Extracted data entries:
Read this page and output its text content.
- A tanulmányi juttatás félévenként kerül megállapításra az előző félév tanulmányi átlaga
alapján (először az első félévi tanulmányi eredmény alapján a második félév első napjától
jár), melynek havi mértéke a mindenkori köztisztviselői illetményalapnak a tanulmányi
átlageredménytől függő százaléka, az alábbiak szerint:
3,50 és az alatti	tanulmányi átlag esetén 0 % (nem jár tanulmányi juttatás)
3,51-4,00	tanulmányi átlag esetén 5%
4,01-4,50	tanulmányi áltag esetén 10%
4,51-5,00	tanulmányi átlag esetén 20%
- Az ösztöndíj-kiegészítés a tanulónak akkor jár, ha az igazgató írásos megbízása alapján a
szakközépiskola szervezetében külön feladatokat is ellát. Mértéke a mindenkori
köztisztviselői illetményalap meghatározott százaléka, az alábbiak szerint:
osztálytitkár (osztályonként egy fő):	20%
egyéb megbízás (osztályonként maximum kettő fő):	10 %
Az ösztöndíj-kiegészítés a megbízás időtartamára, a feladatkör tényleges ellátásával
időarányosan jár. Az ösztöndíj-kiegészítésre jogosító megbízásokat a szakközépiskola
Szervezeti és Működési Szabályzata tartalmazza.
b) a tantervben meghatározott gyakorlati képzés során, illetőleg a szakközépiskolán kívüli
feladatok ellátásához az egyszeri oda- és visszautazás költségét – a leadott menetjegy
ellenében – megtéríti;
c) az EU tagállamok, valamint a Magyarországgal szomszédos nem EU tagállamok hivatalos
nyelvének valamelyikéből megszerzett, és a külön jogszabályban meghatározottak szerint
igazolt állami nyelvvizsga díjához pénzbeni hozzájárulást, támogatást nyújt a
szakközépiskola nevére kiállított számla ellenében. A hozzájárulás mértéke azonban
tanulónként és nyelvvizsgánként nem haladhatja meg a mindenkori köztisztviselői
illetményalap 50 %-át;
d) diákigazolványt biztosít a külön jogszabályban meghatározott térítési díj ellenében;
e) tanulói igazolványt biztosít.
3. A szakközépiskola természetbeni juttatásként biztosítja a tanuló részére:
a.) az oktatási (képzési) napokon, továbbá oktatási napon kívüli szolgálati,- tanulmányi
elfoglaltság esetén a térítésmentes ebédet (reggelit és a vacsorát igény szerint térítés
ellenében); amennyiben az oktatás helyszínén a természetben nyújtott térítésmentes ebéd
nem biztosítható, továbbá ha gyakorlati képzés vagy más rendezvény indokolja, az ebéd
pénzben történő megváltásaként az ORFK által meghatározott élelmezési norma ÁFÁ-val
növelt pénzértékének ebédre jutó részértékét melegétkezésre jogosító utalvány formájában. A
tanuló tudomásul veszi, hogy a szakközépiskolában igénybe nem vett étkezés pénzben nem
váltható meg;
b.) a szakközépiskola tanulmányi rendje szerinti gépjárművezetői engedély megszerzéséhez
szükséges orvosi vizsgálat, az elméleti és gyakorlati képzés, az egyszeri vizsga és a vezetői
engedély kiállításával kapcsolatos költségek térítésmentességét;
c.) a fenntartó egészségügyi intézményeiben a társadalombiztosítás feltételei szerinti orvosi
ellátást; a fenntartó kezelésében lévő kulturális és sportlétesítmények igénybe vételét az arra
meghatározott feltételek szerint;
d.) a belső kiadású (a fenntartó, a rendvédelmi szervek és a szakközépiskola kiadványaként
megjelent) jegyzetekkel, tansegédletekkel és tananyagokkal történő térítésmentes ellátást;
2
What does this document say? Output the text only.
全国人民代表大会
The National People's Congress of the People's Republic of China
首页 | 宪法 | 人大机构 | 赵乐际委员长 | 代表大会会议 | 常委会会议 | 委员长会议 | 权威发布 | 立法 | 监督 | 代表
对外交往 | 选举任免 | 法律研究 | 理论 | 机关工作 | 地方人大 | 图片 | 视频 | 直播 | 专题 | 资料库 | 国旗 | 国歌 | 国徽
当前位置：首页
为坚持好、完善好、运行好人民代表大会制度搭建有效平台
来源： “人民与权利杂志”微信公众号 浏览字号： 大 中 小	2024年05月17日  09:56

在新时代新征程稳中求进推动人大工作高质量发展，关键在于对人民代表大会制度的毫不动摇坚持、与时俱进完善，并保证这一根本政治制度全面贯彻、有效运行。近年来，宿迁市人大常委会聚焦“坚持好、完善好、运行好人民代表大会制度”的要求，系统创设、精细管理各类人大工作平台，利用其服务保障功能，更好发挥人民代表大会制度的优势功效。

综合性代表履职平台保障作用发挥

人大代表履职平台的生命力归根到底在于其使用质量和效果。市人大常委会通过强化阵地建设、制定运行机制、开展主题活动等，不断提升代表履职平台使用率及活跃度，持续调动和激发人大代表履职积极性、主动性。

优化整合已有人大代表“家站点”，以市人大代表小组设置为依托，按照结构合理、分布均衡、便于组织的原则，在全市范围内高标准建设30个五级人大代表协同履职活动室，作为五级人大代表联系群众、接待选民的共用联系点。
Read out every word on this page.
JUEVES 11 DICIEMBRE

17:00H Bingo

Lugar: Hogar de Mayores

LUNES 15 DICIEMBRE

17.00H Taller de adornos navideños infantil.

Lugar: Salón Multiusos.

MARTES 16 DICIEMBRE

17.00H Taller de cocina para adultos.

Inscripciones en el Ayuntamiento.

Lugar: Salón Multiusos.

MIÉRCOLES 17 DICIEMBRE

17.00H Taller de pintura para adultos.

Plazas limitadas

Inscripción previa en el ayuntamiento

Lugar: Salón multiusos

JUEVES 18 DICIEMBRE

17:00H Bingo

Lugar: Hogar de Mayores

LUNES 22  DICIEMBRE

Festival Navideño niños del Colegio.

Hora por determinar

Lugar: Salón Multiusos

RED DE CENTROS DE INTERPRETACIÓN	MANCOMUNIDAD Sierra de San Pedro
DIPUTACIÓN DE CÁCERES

| Task to carry out |
Copy down every line of the entries containing the word "szerinti".

| Exercise output |
b.) a szakközépiskola tanulmányi rendje szerinti gépjárművezetői engedély megszerzéséhez
c.) a fenntartó egészségügyi intézményeiben a társadalombiztosítás feltételei szerinti orvosi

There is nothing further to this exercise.